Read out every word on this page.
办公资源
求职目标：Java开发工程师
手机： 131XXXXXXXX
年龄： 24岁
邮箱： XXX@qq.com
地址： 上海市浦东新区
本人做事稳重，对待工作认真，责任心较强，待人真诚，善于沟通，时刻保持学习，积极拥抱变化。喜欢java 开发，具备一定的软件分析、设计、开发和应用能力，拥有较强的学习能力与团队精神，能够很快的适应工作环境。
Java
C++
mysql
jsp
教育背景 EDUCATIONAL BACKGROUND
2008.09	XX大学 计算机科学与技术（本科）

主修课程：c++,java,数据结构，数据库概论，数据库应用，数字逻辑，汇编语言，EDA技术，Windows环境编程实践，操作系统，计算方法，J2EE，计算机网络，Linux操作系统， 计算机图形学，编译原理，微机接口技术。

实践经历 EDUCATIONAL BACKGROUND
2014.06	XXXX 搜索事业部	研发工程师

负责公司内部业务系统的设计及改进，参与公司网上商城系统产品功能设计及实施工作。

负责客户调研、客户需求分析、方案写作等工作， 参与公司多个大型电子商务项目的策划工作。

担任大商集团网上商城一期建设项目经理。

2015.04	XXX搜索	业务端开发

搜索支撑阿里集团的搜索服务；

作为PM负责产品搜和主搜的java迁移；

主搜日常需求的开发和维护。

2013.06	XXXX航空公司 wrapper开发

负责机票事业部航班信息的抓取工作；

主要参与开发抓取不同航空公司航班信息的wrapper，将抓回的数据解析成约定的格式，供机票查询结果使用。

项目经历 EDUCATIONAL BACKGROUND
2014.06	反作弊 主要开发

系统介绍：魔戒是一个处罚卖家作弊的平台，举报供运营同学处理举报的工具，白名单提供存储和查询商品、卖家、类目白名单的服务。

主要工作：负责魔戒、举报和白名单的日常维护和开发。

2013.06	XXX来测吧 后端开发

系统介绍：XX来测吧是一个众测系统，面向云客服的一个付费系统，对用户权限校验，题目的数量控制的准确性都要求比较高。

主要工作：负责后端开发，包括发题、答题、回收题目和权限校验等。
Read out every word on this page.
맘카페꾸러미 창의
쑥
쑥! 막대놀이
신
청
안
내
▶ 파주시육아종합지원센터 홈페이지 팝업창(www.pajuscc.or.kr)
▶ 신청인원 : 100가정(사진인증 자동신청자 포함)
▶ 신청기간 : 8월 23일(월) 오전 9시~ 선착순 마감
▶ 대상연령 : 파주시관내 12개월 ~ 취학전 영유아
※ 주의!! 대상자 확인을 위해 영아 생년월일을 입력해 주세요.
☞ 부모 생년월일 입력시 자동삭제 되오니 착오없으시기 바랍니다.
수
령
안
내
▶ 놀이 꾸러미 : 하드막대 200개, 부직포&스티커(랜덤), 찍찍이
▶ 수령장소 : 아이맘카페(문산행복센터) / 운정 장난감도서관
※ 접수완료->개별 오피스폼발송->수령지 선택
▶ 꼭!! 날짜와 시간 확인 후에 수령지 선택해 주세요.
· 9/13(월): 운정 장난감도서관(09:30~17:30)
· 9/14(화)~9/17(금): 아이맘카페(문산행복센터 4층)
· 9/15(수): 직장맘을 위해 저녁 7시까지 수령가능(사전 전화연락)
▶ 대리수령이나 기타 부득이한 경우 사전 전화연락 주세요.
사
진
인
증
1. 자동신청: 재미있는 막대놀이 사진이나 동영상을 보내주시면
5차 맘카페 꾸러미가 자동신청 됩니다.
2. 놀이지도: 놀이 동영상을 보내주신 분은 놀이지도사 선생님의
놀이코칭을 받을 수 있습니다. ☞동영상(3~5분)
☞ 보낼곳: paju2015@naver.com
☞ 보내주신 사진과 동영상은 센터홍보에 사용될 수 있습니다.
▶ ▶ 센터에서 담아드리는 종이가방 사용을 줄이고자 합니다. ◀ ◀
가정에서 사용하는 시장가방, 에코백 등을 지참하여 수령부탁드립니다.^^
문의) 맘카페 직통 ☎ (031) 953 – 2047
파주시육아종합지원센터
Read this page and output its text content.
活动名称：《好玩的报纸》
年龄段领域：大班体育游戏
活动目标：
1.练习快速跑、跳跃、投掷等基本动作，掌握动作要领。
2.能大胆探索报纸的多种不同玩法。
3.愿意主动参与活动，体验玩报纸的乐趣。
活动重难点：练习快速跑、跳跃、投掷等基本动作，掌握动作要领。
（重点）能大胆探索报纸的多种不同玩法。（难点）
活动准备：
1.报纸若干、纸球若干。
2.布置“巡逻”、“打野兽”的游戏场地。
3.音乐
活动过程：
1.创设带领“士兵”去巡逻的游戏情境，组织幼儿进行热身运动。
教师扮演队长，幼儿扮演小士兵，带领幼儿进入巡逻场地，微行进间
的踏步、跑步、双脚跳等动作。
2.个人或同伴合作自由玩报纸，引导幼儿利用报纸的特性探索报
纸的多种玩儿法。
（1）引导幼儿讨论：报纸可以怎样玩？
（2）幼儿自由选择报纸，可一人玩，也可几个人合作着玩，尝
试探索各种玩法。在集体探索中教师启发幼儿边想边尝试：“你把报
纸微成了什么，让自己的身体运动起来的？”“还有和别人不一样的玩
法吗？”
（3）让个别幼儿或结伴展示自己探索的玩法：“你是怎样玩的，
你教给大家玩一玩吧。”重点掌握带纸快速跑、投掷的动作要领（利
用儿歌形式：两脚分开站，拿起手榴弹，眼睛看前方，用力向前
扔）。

================

What needs to be done: Return each full line of the entries that contains the word "막대놀이".

Correct answer:
쑥! 막대놀이
1. 자동신청: 재미있는 막대놀이 사진이나 동영상을 보내주시면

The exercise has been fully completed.